*Task to complete*
Look through the data below. Collect every line where the word "enim" occurs.

--- Start ---

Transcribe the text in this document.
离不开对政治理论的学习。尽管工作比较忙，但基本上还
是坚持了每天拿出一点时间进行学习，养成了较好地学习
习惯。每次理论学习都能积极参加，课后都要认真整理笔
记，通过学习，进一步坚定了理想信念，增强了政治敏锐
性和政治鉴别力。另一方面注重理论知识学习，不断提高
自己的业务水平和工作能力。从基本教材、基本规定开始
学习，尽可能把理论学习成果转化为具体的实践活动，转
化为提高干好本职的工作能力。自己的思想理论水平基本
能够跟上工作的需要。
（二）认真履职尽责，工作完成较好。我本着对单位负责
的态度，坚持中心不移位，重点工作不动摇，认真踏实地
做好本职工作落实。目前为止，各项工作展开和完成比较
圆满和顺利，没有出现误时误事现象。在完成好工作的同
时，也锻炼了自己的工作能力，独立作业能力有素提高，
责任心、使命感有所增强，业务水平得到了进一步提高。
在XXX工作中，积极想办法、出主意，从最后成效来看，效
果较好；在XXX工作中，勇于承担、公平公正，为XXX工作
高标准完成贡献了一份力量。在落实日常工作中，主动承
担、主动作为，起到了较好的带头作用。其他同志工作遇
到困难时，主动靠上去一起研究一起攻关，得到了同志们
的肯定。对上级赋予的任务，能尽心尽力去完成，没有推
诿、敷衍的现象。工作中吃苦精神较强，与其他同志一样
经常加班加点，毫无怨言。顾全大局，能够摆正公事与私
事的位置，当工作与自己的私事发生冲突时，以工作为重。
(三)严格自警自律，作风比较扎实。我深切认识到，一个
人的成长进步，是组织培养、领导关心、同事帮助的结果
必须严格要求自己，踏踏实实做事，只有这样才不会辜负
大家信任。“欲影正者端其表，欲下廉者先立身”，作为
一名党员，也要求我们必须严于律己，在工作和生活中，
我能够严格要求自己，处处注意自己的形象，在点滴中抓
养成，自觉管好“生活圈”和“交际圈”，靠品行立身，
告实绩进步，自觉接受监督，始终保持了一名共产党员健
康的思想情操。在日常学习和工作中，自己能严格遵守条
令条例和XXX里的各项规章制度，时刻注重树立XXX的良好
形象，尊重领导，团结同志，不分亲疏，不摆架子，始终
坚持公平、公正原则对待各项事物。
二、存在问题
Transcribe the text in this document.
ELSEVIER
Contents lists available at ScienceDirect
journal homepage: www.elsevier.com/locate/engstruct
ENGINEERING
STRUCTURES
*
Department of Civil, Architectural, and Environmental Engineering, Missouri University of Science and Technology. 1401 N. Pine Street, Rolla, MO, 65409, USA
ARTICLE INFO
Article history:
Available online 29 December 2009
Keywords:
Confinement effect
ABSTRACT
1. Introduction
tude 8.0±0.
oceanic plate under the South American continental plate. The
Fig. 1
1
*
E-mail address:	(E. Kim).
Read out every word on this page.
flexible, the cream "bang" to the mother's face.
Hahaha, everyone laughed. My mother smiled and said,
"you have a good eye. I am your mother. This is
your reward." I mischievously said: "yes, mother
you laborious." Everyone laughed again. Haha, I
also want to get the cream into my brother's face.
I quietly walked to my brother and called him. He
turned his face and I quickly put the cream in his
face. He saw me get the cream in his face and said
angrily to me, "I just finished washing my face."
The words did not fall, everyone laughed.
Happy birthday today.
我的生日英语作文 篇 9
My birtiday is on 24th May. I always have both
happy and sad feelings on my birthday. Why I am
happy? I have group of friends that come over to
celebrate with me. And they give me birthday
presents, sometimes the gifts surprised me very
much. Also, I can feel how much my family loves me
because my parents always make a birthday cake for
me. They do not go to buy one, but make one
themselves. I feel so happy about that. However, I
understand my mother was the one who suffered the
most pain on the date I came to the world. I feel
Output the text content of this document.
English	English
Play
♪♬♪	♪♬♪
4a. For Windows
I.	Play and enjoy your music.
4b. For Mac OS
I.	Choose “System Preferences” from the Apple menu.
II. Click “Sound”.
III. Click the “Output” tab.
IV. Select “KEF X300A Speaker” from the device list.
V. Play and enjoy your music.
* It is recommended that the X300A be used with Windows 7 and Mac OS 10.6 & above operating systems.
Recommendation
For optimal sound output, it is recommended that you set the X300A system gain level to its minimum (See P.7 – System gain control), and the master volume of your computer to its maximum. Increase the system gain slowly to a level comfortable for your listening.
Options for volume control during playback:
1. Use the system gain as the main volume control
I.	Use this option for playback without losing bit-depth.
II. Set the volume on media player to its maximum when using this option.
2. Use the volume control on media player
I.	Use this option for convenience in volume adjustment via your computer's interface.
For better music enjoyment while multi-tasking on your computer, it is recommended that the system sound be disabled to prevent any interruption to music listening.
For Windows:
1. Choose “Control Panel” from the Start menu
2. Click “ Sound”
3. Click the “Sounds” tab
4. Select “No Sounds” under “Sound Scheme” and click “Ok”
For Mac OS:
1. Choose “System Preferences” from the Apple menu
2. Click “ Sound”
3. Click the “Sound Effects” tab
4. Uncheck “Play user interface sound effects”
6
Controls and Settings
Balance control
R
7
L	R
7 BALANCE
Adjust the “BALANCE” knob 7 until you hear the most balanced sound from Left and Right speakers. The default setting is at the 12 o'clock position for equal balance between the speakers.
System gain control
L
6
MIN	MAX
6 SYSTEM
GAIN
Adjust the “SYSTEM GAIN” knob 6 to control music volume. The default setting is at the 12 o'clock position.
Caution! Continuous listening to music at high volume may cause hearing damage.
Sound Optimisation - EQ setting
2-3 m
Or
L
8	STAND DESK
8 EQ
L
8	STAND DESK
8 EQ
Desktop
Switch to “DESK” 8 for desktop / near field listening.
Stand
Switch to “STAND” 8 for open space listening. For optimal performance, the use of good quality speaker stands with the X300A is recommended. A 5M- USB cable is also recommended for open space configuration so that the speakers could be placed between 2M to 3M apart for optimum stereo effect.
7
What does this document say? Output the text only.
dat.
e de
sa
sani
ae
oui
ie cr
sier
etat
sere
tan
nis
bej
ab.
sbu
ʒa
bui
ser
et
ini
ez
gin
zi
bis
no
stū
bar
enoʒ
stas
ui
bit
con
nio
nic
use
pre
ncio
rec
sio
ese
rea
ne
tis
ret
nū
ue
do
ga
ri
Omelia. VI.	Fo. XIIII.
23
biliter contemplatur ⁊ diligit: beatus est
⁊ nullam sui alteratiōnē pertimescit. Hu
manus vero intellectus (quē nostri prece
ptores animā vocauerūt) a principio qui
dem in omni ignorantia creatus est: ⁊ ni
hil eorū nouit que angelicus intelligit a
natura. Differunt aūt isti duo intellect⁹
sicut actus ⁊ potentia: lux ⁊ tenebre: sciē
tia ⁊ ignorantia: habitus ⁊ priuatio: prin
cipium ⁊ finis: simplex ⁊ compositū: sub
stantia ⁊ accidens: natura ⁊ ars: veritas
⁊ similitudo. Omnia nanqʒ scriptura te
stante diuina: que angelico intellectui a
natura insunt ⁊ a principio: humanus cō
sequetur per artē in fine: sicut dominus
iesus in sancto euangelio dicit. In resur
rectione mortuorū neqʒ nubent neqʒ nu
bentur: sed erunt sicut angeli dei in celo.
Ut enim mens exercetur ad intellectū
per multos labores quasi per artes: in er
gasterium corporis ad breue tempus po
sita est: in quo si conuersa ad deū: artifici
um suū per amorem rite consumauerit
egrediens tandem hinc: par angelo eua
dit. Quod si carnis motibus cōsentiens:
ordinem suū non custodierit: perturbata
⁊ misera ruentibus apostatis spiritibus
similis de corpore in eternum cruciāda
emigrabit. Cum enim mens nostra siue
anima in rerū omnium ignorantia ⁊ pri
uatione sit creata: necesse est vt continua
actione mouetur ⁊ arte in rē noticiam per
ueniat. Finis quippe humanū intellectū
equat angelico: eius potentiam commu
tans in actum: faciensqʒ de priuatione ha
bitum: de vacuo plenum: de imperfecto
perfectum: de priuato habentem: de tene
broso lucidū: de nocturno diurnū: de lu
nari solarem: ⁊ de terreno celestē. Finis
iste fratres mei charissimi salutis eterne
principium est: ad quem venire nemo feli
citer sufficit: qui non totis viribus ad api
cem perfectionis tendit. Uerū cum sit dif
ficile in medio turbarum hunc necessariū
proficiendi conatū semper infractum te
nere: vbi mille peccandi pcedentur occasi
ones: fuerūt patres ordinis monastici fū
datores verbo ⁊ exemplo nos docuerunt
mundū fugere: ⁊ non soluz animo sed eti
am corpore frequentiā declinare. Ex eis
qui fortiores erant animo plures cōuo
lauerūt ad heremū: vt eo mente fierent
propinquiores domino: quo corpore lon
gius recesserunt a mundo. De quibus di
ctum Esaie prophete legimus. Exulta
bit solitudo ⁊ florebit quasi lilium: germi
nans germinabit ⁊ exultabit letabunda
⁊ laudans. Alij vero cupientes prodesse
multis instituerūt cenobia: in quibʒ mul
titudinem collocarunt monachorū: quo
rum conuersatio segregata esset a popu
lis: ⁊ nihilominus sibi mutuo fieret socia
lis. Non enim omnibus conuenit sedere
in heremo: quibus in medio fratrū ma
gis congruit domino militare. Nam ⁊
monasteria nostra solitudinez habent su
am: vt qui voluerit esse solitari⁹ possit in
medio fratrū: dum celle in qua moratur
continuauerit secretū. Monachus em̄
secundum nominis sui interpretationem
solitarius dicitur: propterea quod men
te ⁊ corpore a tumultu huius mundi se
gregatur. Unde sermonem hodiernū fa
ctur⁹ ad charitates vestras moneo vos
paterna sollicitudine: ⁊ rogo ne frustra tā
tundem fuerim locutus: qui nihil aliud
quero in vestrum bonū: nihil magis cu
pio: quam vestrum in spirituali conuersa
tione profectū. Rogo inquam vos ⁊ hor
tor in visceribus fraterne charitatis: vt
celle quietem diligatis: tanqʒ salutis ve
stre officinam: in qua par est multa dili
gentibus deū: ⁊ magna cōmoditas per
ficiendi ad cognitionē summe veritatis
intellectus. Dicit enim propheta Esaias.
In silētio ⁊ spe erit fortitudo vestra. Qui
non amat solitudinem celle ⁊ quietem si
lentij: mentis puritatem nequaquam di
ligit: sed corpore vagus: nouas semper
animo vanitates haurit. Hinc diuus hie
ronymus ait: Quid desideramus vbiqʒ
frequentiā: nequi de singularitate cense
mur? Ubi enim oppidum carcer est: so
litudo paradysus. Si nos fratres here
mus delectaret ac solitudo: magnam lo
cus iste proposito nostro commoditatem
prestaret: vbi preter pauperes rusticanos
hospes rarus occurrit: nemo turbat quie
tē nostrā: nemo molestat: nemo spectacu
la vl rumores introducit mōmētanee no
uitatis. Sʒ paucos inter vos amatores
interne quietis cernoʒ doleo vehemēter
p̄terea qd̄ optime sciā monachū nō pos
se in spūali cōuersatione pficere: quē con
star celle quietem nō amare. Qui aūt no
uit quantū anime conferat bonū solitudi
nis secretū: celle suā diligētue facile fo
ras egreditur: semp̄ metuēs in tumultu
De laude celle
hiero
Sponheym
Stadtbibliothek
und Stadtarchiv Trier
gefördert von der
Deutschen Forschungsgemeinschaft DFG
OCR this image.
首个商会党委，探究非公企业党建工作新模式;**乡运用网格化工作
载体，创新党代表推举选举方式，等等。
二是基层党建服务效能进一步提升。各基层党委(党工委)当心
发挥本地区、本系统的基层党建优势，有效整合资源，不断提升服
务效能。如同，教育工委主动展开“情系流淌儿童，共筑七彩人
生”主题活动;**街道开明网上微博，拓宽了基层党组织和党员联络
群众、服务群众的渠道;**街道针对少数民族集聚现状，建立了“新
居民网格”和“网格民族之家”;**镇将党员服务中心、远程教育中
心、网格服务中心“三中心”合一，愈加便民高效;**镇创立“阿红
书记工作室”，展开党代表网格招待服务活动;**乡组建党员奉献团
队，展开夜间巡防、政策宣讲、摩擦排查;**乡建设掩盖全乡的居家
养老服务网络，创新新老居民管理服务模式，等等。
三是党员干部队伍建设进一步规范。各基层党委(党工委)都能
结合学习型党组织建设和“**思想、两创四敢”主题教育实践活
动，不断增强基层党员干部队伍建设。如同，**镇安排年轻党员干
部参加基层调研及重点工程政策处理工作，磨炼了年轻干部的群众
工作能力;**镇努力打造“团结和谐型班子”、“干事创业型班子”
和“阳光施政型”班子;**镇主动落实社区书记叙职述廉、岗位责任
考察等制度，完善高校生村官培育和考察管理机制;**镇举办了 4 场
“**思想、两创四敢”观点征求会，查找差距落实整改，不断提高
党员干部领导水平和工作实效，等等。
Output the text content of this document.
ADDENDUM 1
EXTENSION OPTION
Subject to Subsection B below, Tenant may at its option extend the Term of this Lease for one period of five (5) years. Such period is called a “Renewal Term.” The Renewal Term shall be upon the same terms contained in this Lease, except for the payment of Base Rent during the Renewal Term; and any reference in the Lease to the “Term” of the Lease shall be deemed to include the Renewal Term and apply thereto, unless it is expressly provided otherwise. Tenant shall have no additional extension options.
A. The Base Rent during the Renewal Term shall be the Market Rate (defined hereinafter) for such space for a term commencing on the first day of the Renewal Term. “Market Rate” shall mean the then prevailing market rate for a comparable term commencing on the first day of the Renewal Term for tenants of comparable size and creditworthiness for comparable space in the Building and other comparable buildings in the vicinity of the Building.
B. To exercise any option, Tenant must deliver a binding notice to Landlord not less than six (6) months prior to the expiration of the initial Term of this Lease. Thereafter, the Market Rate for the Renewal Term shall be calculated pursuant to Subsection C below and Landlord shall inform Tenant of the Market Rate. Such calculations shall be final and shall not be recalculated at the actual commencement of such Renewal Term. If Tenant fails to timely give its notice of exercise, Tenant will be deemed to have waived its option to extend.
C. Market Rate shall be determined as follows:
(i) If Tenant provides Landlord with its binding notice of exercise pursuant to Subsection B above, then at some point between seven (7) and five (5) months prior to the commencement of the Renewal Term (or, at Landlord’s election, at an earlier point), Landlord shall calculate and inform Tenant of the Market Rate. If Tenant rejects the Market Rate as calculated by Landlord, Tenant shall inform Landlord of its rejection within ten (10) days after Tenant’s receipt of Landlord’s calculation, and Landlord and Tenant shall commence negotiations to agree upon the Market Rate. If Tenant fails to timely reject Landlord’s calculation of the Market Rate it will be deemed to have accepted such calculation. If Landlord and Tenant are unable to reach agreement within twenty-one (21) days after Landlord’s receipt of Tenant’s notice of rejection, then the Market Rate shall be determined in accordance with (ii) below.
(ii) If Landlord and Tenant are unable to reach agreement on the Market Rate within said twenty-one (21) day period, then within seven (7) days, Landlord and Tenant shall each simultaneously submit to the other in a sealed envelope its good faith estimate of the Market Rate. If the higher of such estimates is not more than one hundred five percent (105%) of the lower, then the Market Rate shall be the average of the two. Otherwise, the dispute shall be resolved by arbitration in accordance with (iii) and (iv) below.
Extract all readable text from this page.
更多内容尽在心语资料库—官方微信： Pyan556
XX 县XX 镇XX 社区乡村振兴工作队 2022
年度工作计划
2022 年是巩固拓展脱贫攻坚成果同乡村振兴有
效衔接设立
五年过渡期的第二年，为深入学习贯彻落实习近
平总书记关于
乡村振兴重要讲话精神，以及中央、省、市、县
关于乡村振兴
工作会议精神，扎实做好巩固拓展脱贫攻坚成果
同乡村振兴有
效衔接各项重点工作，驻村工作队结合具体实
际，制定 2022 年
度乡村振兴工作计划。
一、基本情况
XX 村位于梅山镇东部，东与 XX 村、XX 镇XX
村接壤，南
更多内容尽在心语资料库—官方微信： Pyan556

--- End ---

*Reply to the exercise*
Ut enim mens exercetur ad intellectū
emigrabit. Cum enim mens nostra siue
lis. Non enim omnibus conuenit sedere
intellectus. Dicit enim propheta Esaias.
mur? Ubi enim oppidum carcer est: so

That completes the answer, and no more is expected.